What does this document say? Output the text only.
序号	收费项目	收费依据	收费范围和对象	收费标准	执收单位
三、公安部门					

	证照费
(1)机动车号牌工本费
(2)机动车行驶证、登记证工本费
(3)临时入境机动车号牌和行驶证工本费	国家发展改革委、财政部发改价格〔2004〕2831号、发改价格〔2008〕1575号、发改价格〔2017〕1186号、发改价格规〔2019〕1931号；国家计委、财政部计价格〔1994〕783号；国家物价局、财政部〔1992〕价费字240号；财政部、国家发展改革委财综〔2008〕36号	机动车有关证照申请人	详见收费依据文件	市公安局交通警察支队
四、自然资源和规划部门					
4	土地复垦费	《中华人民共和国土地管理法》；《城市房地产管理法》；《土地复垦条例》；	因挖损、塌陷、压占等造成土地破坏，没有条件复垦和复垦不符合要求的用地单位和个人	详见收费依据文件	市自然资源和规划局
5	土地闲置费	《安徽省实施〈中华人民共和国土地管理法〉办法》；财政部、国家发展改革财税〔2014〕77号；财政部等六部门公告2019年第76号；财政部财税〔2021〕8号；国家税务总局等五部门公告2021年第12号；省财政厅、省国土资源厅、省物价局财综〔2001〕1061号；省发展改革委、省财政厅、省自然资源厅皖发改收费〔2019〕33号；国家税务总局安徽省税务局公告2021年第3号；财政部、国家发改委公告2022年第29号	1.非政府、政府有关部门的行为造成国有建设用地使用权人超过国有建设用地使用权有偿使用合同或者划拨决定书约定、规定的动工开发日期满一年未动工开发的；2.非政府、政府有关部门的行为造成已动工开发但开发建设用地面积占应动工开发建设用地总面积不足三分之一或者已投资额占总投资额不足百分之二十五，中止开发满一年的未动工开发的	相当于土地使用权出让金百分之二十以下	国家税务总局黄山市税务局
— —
━━━━━━━━━━━━━━━━━━━━
* [Task goal] In the material above, find the lines that contain "详见收费依据文件" and show them.

* [Answer to the exercise]
(3)临时入境机动车号牌和行驶证工本费	国家发展改革委、财政部发改价格〔2004〕2831号、发改价格〔2008〕1575号、发改价格〔2017〕1186号、发改价格规〔2019〕1931号；国家计委、财政部计价格〔1994〕783号；国家物价局、财政部〔1992〕价费字240号；财政部、国家发展改革委财综〔2008〕36号	机动车有关证照申请人	详见收费依据文件	市公安局交通警察支队
4	土地复垦费	《中华人民共和国土地管理法》；《城市房地产管理法》；《土地复垦条例》；	因挖损、塌陷、压占等造成土地破坏，没有条件复垦和复垦不符合要求的用地单位和个人	详见收费依据文件	市自然资源和规划局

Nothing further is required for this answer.